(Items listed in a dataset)
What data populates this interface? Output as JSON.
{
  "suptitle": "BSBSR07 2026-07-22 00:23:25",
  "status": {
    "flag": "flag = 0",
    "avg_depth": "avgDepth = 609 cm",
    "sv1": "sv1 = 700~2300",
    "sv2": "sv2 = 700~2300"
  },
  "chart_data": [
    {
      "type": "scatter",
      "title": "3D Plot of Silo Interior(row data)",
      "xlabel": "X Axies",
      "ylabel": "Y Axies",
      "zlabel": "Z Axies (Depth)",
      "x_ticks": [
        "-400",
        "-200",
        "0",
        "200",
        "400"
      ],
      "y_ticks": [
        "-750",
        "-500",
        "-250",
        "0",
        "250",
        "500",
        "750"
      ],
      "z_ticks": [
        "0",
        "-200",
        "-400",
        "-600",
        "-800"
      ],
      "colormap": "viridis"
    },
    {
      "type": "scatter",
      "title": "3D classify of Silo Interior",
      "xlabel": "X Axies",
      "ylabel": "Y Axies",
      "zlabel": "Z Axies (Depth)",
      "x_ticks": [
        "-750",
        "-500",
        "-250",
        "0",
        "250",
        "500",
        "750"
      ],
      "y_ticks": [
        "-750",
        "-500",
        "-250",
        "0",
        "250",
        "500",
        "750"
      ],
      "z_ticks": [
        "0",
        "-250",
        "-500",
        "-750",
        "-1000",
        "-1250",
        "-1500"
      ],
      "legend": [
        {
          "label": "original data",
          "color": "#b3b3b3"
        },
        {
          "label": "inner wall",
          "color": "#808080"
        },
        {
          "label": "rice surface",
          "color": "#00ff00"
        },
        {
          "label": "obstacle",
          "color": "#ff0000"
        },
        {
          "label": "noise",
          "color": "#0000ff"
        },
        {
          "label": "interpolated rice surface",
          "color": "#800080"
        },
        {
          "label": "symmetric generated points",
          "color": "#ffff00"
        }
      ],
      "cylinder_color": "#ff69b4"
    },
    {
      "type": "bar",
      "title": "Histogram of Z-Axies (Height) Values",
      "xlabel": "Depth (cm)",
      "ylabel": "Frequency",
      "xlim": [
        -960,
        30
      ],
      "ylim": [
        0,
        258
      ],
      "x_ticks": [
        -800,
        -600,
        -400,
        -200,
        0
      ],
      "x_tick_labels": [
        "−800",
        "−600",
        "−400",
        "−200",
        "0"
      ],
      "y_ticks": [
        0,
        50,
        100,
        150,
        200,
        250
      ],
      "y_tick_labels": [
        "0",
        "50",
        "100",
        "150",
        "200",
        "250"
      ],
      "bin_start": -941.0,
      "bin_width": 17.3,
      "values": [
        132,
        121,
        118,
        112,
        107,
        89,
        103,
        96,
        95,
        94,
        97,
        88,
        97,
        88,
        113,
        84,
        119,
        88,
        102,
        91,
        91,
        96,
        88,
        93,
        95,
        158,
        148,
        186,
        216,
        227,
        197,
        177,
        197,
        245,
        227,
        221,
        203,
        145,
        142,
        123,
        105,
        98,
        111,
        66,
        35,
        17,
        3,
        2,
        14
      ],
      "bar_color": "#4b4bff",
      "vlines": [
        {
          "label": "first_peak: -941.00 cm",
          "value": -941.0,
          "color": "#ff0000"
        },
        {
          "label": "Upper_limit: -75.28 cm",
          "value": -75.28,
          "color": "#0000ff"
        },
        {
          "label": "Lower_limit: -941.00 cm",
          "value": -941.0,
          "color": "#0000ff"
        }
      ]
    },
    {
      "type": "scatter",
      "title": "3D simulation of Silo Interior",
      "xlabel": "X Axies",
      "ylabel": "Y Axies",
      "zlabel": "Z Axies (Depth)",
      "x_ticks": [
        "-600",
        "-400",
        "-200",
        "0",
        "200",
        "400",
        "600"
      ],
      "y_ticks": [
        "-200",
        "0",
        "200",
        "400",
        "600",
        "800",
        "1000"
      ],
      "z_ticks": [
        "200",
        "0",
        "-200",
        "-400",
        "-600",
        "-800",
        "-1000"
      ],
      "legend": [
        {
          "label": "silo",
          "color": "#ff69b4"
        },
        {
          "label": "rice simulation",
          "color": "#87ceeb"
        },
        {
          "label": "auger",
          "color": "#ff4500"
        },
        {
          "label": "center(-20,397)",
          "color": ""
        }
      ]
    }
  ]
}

* [Exercise goal] Pick out each line containing "rice" and report it.

* [Answer in full]
          "label": "rice surface",
          "label": "interpolated rice surface",
          "label": "rice simulation",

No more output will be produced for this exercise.